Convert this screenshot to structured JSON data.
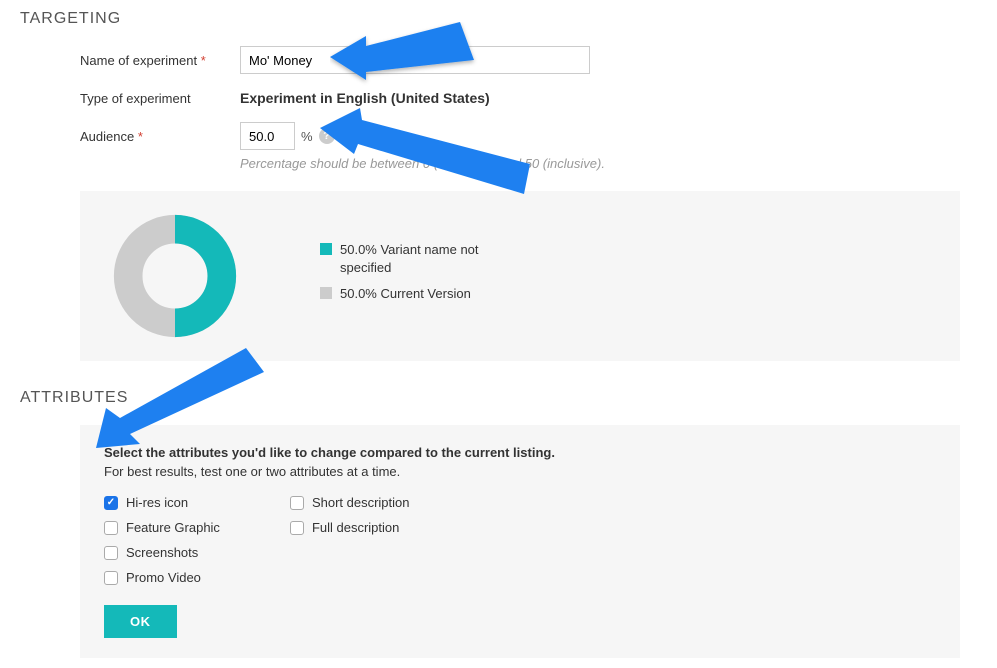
{
  "targeting": {
    "title": "TARGETING",
    "name_label": "Name of experiment",
    "name_value": "Mo' Money",
    "type_label": "Type of experiment",
    "type_value": "Experiment in English (United States)",
    "audience_label": "Audience",
    "audience_value": "50.0",
    "percent_sign": "%",
    "audience_hint": "Percentage should be between 0 (exclusive) and 50 (inclusive)."
  },
  "chart_data": {
    "type": "pie",
    "title": "",
    "series": [
      {
        "name": "Variant name not specified",
        "value": 50.0,
        "color": "#14b9b9",
        "legend_label": "50.0% Variant name not specified"
      },
      {
        "name": "Current Version",
        "value": 50.0,
        "color": "#cccccc",
        "legend_label": "50.0% Current Version"
      }
    ]
  },
  "attributes": {
    "title": "ATTRIBUTES",
    "heading": "Select the attributes you'd like to change compared to the current listing.",
    "subheading": "For best results, test one or two attributes at a time.",
    "items": [
      {
        "label": "Hi-res icon",
        "checked": true
      },
      {
        "label": "Feature Graphic",
        "checked": false
      },
      {
        "label": "Screenshots",
        "checked": false
      },
      {
        "label": "Promo Video",
        "checked": false
      },
      {
        "label": "Short description",
        "checked": false
      },
      {
        "label": "Full description",
        "checked": false
      }
    ],
    "ok_label": "OK"
  },
  "colors": {
    "teal": "#14b9b9",
    "grey": "#cccccc",
    "arrow": "#1e80f0"
  }
}
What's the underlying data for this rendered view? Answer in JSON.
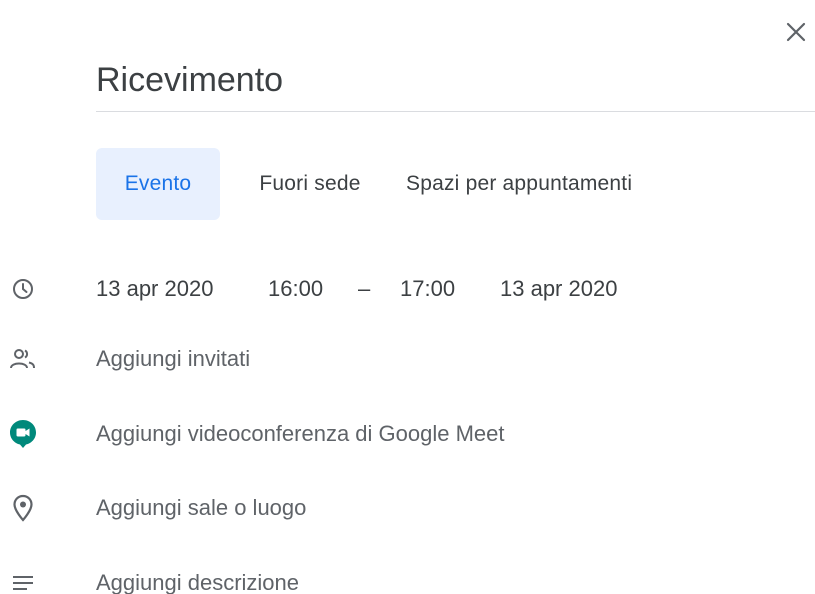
{
  "dialog": {
    "close_icon": "close-icon",
    "title_value": "Ricevimento"
  },
  "tabs": [
    {
      "label": "Evento",
      "active": true
    },
    {
      "label": "Fuori sede",
      "active": false
    },
    {
      "label": "Spazi per appuntamenti",
      "active": false
    }
  ],
  "datetime": {
    "start_date": "13 apr 2020",
    "start_time": "16:00",
    "separator": "–",
    "end_time": "17:00",
    "end_date": "13 apr 2020",
    "icon": "clock-icon"
  },
  "options": {
    "guests": {
      "label": "Aggiungi invitati",
      "icon": "people-icon"
    },
    "meet": {
      "label": "Aggiungi videoconferenza di Google Meet",
      "icon": "google-meet-icon"
    },
    "location": {
      "label": "Aggiungi sale o luogo",
      "icon": "location-pin-icon"
    },
    "description": {
      "label": "Aggiungi descrizione",
      "icon": "description-lines-icon"
    }
  },
  "colors": {
    "accent": "#1a73e8",
    "accent_bg": "#e8f0fe",
    "text_primary": "#3c4043",
    "text_secondary": "#5f6368",
    "meet_green": "#00897b",
    "divider": "#dadce0"
  }
}
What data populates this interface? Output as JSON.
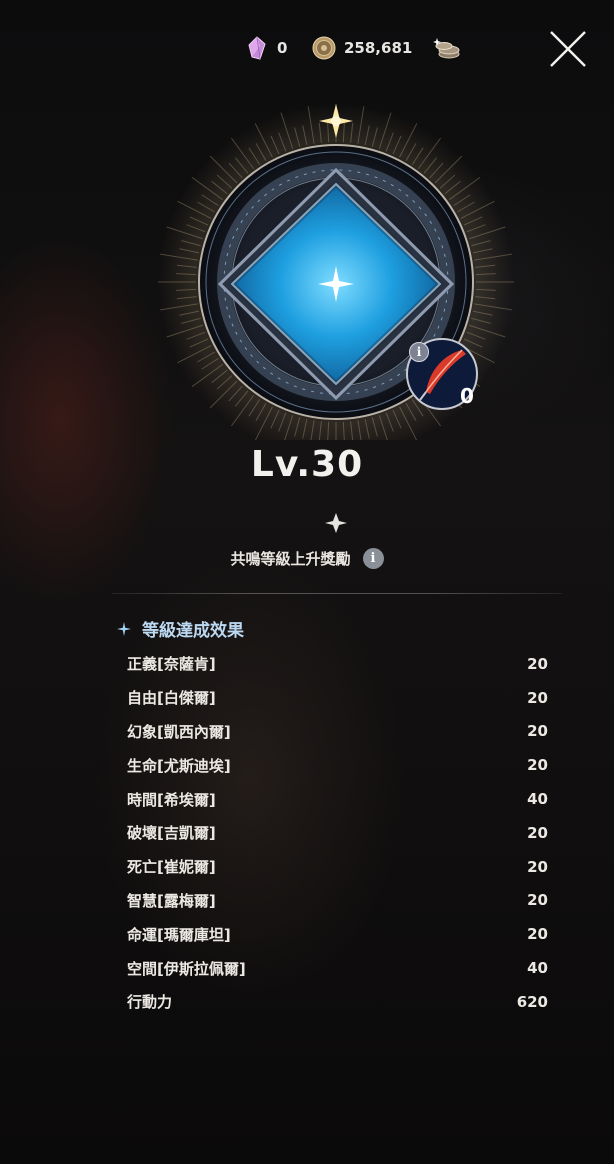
{
  "currencies": [
    {
      "icon": "crystal-icon",
      "value": "0"
    },
    {
      "icon": "coin-icon",
      "value": "258,681"
    },
    {
      "icon": "coin-stack-icon"
    }
  ],
  "emblem": {
    "feather_count": "0",
    "info_glyph": "i"
  },
  "level": "Lv.30",
  "reward": {
    "label": "共鳴等級上升獎勵",
    "info_glyph": "i"
  },
  "effects_title": "等級達成效果",
  "effects": [
    {
      "name": "正義[奈薩肯]",
      "value": "20"
    },
    {
      "name": "自由[白傑爾]",
      "value": "20"
    },
    {
      "name": "幻象[凱西內爾]",
      "value": "20"
    },
    {
      "name": "生命[尤斯迪埃]",
      "value": "20"
    },
    {
      "name": "時間[希埃爾]",
      "value": "40"
    },
    {
      "name": "破壞[吉凱爾]",
      "value": "20"
    },
    {
      "name": "死亡[崔妮爾]",
      "value": "20"
    },
    {
      "name": "智慧[露梅爾]",
      "value": "20"
    },
    {
      "name": "命運[瑪爾庫坦]",
      "value": "20"
    },
    {
      "name": "空間[伊斯拉佩爾]",
      "value": "40"
    },
    {
      "name": "行動力",
      "value": "620"
    }
  ],
  "colors": {
    "accent_blue": "#2aa8e8",
    "section_title": "#bcd9f2",
    "feather_red": "#d93a2a"
  }
}
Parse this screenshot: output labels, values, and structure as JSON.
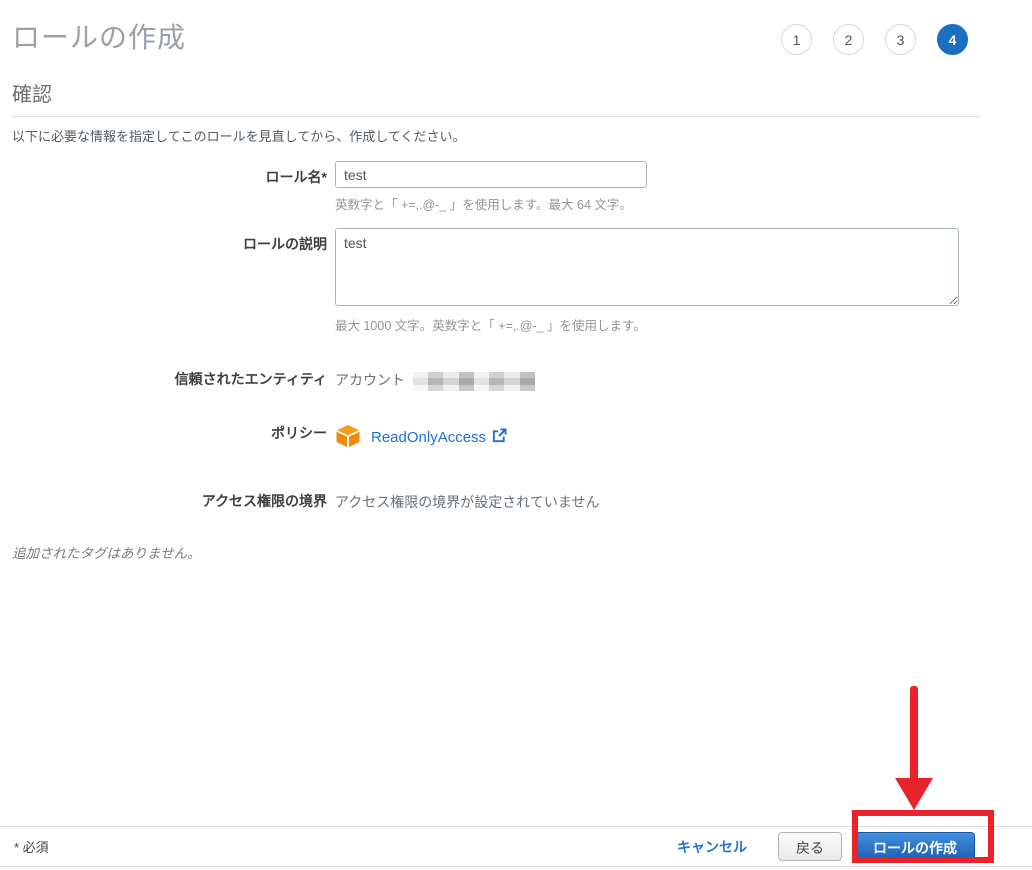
{
  "page": {
    "title": "ロールの作成",
    "section_heading": "確認",
    "lead": "以下に必要な情報を指定してこのロールを見直してから、作成してください。"
  },
  "steps": {
    "items": [
      {
        "label": "1"
      },
      {
        "label": "2"
      },
      {
        "label": "3"
      },
      {
        "label": "4"
      }
    ],
    "active_step": "4"
  },
  "form": {
    "role_name": {
      "label": "ロール名*",
      "value": "test",
      "helper": "英数字と「 +=,.@-_ 」を使用します。最大 64 文字。"
    },
    "role_description": {
      "label": "ロールの説明",
      "value": "test",
      "helper": "最大 1000 文字。英数字と「 +=,.@-_ 」を使用します。"
    },
    "trusted_entities": {
      "label": "信頼されたエンティティ",
      "value_prefix": "アカウント",
      "value_redacted": true
    },
    "policies": {
      "label": "ポリシー",
      "policy_name": "ReadOnlyAccess"
    },
    "permissions_boundary": {
      "label": "アクセス権限の境界",
      "value": "アクセス権限の境界が設定されていません"
    }
  },
  "tags_note": "追加されたタグはありません。",
  "footer": {
    "required_note": "* 必須",
    "cancel_label": "キャンセル",
    "back_label": "戻る",
    "create_label": "ロールの作成"
  },
  "colors": {
    "step_active_blue": "#1a6fc0",
    "link_blue": "#1f6fd6",
    "primary_button_top": "#418fde",
    "primary_button_bottom": "#1a5eb4",
    "annotation_red": "#e8242a",
    "policy_icon_orange": "#f68d11"
  }
}
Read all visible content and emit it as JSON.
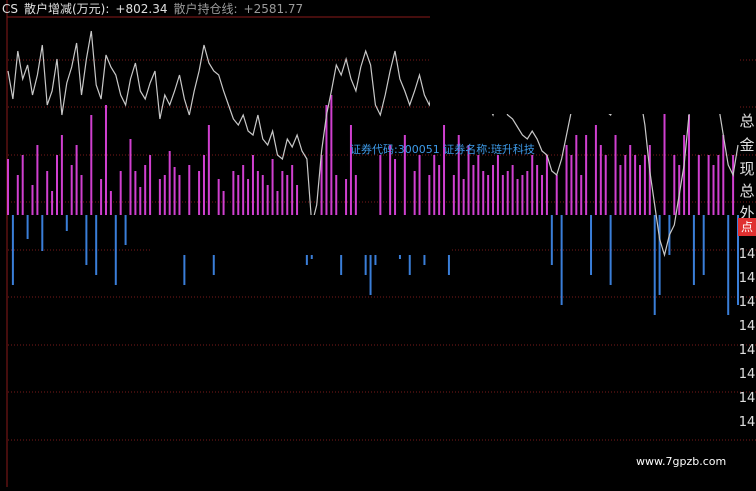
{
  "header": {
    "prefix": "CS",
    "ind1_name": "散户增减(万元):",
    "ind1_value": "+802.34",
    "ind2_name": "散户持仓线:",
    "ind2_value": "+2581.77",
    "colors": {
      "prefix": "#e0e0e0",
      "ind1": "#e0e0e0",
      "value": "#e0e0e0",
      "ind2": "#9a9a9a"
    }
  },
  "caption": {
    "code_label": "证券代码:",
    "code_value": "300051",
    "name_label": "证券名称:",
    "name_value": "琏升科技",
    "color": "#3d9ae8"
  },
  "right_panel": {
    "chars": [
      "总",
      "金",
      "现",
      "总",
      "外"
    ],
    "badge": "点",
    "numbers": [
      "14",
      "14",
      "14",
      "14",
      "14",
      "14",
      "14",
      "14"
    ]
  },
  "watermark": "www.7gpzb.com",
  "chart_data": {
    "type": "bar",
    "n": 150,
    "series": [
      {
        "name": "散户增减(万元)",
        "colors": {
          "positive": "#d040d0",
          "negative": "#3a7ed8"
        },
        "values": [
          0.28,
          -0.35,
          0.2,
          0.3,
          -0.12,
          0.15,
          0.35,
          -0.18,
          0.22,
          0.12,
          0.3,
          0.4,
          -0.08,
          0.25,
          0.35,
          0.2,
          -0.25,
          0.5,
          -0.3,
          0.18,
          0.55,
          0.12,
          -0.35,
          0.22,
          -0.15,
          0.38,
          0.22,
          0.14,
          0.25,
          0.3,
          -0.12,
          0.18,
          0.2,
          0.32,
          0.24,
          0.2,
          -0.35,
          0.25,
          -0.2,
          0.22,
          0.3,
          0.45,
          -0.3,
          0.18,
          0.12,
          -0.15,
          0.22,
          0.2,
          0.25,
          0.18,
          0.3,
          0.22,
          0.2,
          0.15,
          0.28,
          0.12,
          0.22,
          0.2,
          0.25,
          0.15,
          -0.2,
          -0.25,
          -0.22,
          -0.18,
          0.3,
          0.55,
          0.6,
          0.2,
          -0.3,
          0.18,
          0.45,
          0.2,
          -0.15,
          -0.3,
          -0.4,
          -0.25,
          0.3,
          -0.2,
          0.35,
          0.28,
          -0.22,
          0.4,
          -0.3,
          0.22,
          0.3,
          -0.25,
          0.2,
          0.3,
          0.25,
          0.45,
          -0.3,
          0.2,
          0.4,
          0.18,
          0.35,
          0.25,
          0.3,
          0.22,
          0.2,
          0.25,
          0.3,
          0.2,
          0.22,
          0.25,
          0.18,
          0.2,
          0.22,
          0.3,
          0.25,
          0.2,
          0.3,
          -0.25,
          0.2,
          -0.45,
          0.35,
          0.3,
          0.4,
          0.2,
          0.4,
          -0.3,
          0.45,
          0.35,
          0.3,
          -0.35,
          0.4,
          0.25,
          0.3,
          0.35,
          0.3,
          0.25,
          0.3,
          0.35,
          -0.5,
          -0.4,
          0.6,
          -0.2,
          0.3,
          0.25,
          0.4,
          0.5,
          -0.35,
          0.3,
          -0.3,
          0.3,
          0.25,
          0.3,
          0.4,
          -0.5,
          0.3,
          -0.45
        ]
      },
      {
        "name": "散户持仓线",
        "color": "#c8c8c8",
        "values": [
          0.72,
          0.58,
          0.82,
          0.68,
          0.75,
          0.6,
          0.7,
          0.85,
          0.55,
          0.62,
          0.78,
          0.5,
          0.66,
          0.74,
          0.86,
          0.6,
          0.78,
          0.92,
          0.65,
          0.58,
          0.8,
          0.74,
          0.7,
          0.6,
          0.55,
          0.68,
          0.76,
          0.62,
          0.58,
          0.66,
          0.72,
          0.48,
          0.6,
          0.55,
          0.62,
          0.7,
          0.58,
          0.5,
          0.62,
          0.72,
          0.85,
          0.76,
          0.72,
          0.7,
          0.62,
          0.55,
          0.48,
          0.45,
          0.5,
          0.42,
          0.4,
          0.5,
          0.38,
          0.35,
          0.42,
          0.3,
          0.28,
          0.38,
          0.34,
          0.4,
          0.32,
          0.28,
          -0.05,
          0.05,
          0.32,
          0.5,
          0.62,
          0.75,
          0.7,
          0.78,
          0.68,
          0.62,
          0.74,
          0.82,
          0.75,
          0.55,
          0.5,
          0.6,
          0.72,
          0.82,
          0.68,
          0.62,
          0.55,
          0.62,
          0.7,
          0.6,
          0.55,
          0.65,
          0.72,
          0.75,
          0.68,
          0.72,
          0.66,
          0.78,
          0.85,
          0.72,
          0.68,
          0.62,
          0.55,
          0.5,
          0.6,
          0.55,
          0.5,
          0.48,
          0.44,
          0.4,
          0.38,
          0.42,
          0.38,
          0.32,
          0.3,
          0.22,
          0.2,
          0.28,
          0.4,
          0.52,
          0.64,
          0.72,
          0.66,
          0.6,
          0.55,
          0.62,
          0.52,
          0.5,
          0.55,
          0.68,
          0.78,
          0.85,
          0.72,
          0.6,
          0.45,
          0.22,
          0.05,
          -0.12,
          -0.2,
          -0.1,
          -0.05,
          0.1,
          0.25,
          0.5,
          0.62,
          0.7,
          0.78,
          0.82,
          0.72,
          0.55,
          0.4,
          0.25,
          0.2,
          0.35
        ]
      }
    ]
  }
}
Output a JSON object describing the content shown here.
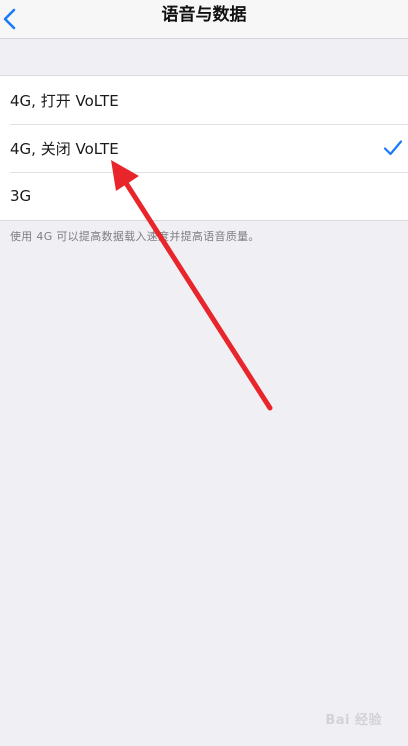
{
  "nav": {
    "title": "语音与数据",
    "back_icon": "chevron-left-icon"
  },
  "options": [
    {
      "label": "4G, 打开 VoLTE",
      "selected": false
    },
    {
      "label": "4G, 关闭 VoLTE",
      "selected": true
    },
    {
      "label": "3G",
      "selected": false
    }
  ],
  "footer_note": "使用 4G 可以提高数据载入速度并提高语音质量。",
  "watermark": "Bai 经验",
  "colors": {
    "accent": "#1a7cf5",
    "arrow": "#e8252a",
    "background": "#efeff4"
  }
}
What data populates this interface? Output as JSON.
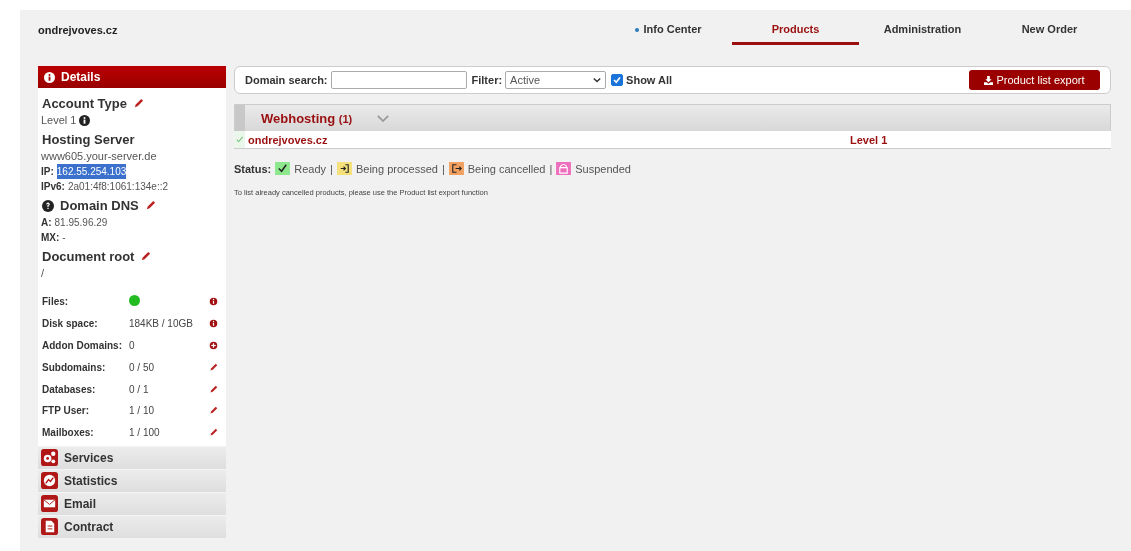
{
  "site": "ondrejvoves.cz",
  "nav": [
    {
      "label": "Info Center",
      "selected": false,
      "marked": true
    },
    {
      "label": "Products",
      "selected": true,
      "marked": false
    },
    {
      "label": "Administration",
      "selected": false,
      "marked": false
    },
    {
      "label": "New Order",
      "selected": false,
      "marked": false
    }
  ],
  "details": {
    "title": "Details",
    "account_type": {
      "heading": "Account Type",
      "value": "Level 1"
    },
    "hosting": {
      "heading": "Hosting Server",
      "server": "www605.your-server.de",
      "ip_label": "IP:",
      "ip": "162.55.254.103",
      "ip_selected": true,
      "ipv6_label": "IPv6:",
      "ipv6": "2a01:4f8:1061:134e::2"
    },
    "dns": {
      "heading": "Domain DNS",
      "a_label": "A:",
      "a": "81.95.96.29",
      "mx_label": "MX:",
      "mx": "-"
    },
    "docroot": {
      "heading": "Document root",
      "value": "/"
    },
    "stats": [
      {
        "label": "Files:",
        "on": true,
        "kind": "info"
      },
      {
        "label": "Disk space:",
        "value": "184KB / 10GB",
        "kind": "info"
      },
      {
        "label": "Addon Domains:",
        "value": "0",
        "kind": "add"
      },
      {
        "label": "Subdomains:",
        "value": "0 / 50",
        "kind": "edit"
      },
      {
        "label": "Databases:",
        "value": "0 / 1",
        "kind": "edit"
      },
      {
        "label": "FTP User:",
        "value": "1 / 10",
        "kind": "edit"
      },
      {
        "label": "Mailboxes:",
        "value": "1 / 100",
        "kind": "edit"
      }
    ]
  },
  "sections": [
    {
      "label": "Services",
      "kind": "services"
    },
    {
      "label": "Statistics",
      "kind": "statistics"
    },
    {
      "label": "Email",
      "kind": "email"
    },
    {
      "label": "Contract",
      "kind": "contract"
    }
  ],
  "toolbar": {
    "search_label": "Domain search:",
    "filter_label": "Filter:",
    "filter_value": "Active",
    "show_all_label": "Show All",
    "show_all_checked": true,
    "export_label": "Product list export"
  },
  "group": {
    "title": "Webhosting",
    "count": "(1)",
    "expanded": false
  },
  "products": [
    {
      "domain": "ondrejvoves.cz",
      "level": "Level 1",
      "kind": "ready"
    }
  ],
  "legend": {
    "label": "Status:",
    "items": [
      {
        "label": "Ready",
        "kind": "ready",
        "color": "#8de88d",
        "separator": "|"
      },
      {
        "label": "Being processed",
        "kind": "processing",
        "color": "#f5e07a",
        "separator": "|"
      },
      {
        "label": "Being cancelled",
        "kind": "cancelling",
        "color": "#f2a060",
        "separator": "|"
      },
      {
        "label": "Suspended",
        "kind": "suspended",
        "color": "#ef6fbf"
      }
    ]
  },
  "note": "To list already cancelled products, please use the Product list export function"
}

• What you will do
Show all lines above holding "export".

• Exercise result
    "export_label": "Product list export"
  "note": "To list already cancelled products, please use the Product list export function"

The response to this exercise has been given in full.